▸ Aim of the exercise
Write out every record in full, exactly as written, please.
+ + + + +
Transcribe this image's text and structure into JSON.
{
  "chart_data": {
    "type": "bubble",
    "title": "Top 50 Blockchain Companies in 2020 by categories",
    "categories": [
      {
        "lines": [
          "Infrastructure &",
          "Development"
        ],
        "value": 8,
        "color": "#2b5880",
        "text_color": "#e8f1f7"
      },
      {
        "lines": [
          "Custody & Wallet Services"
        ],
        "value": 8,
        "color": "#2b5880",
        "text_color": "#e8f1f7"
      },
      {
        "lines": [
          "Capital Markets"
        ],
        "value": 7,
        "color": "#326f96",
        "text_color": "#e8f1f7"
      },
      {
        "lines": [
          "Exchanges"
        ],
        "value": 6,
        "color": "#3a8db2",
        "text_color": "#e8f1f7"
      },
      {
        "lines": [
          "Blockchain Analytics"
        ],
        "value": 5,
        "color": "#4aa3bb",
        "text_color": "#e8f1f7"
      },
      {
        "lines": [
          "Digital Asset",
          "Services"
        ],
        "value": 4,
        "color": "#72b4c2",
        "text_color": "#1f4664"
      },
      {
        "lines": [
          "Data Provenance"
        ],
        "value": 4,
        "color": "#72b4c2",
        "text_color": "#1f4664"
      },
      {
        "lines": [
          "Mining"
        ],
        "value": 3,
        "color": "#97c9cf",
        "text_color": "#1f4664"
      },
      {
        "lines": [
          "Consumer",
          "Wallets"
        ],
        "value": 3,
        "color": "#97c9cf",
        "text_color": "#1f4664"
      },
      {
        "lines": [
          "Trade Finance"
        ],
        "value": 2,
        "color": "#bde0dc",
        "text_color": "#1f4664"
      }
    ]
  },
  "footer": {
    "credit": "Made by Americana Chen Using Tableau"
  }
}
+ + + + +
▸ Result of the task
Transcribe this image's text and structure into JSON.
{
  "chart_data": {
    "type": "bubble",
    "title": "Top 50 Blockchain Companies in 2020 by categories",
    "categories": [
      {
        "lines": [
          "Infrastructure &",
          "Development"
        ],
        "value": 8,
        "color": "#2b5880",
        "text_color": "#e8f1f7"
      },
      {
        "lines": [
          "Custody & Wallet Services"
        ],
        "value": 8,
        "color": "#2b5880",
        "text_color": "#e8f1f7"
      },
      {
        "lines": [
          "Capital Markets"
        ],
        "value": 7,
        "color": "#326f96",
        "text_color": "#e8f1f7"
      },
      {
        "lines": [
          "Exchanges"
        ],
        "value": 6,
        "color": "#3a8db2",
        "text_color": "#e8f1f7"
      },
      {
        "lines": [
          "Blockchain Analytics"
        ],
        "value": 5,
        "color": "#4aa3bb",
        "text_color": "#e8f1f7"
      },
      {
        "lines": [
          "Digital Asset",
          "Services"
        ],
        "value": 4,
        "color": "#72b4c2",
        "text_color": "#1f4664"
      },
      {
        "lines": [
          "Data Provenance"
        ],
        "value": 4,
        "color": "#72b4c2",
        "text_color": "#1f4664"
      },
      {
        "lines": [
          "Mining"
        ],
        "value": 3,
        "color": "#97c9cf",
        "text_color": "#1f4664"
      },
      {
        "lines": [
          "Consumer",
          "Wallets"
        ],
        "value": 3,
        "color": "#97c9cf",
        "text_color": "#1f4664"
      },
      {
        "lines": [
          "Trade Finance"
        ],
        "value": 2,
        "color": "#bde0dc",
        "text_color": "#1f4664"
      }
    ]
  },
  "footer": {
    "credit": "Made by Americana Chen Using Tableau"
  }
}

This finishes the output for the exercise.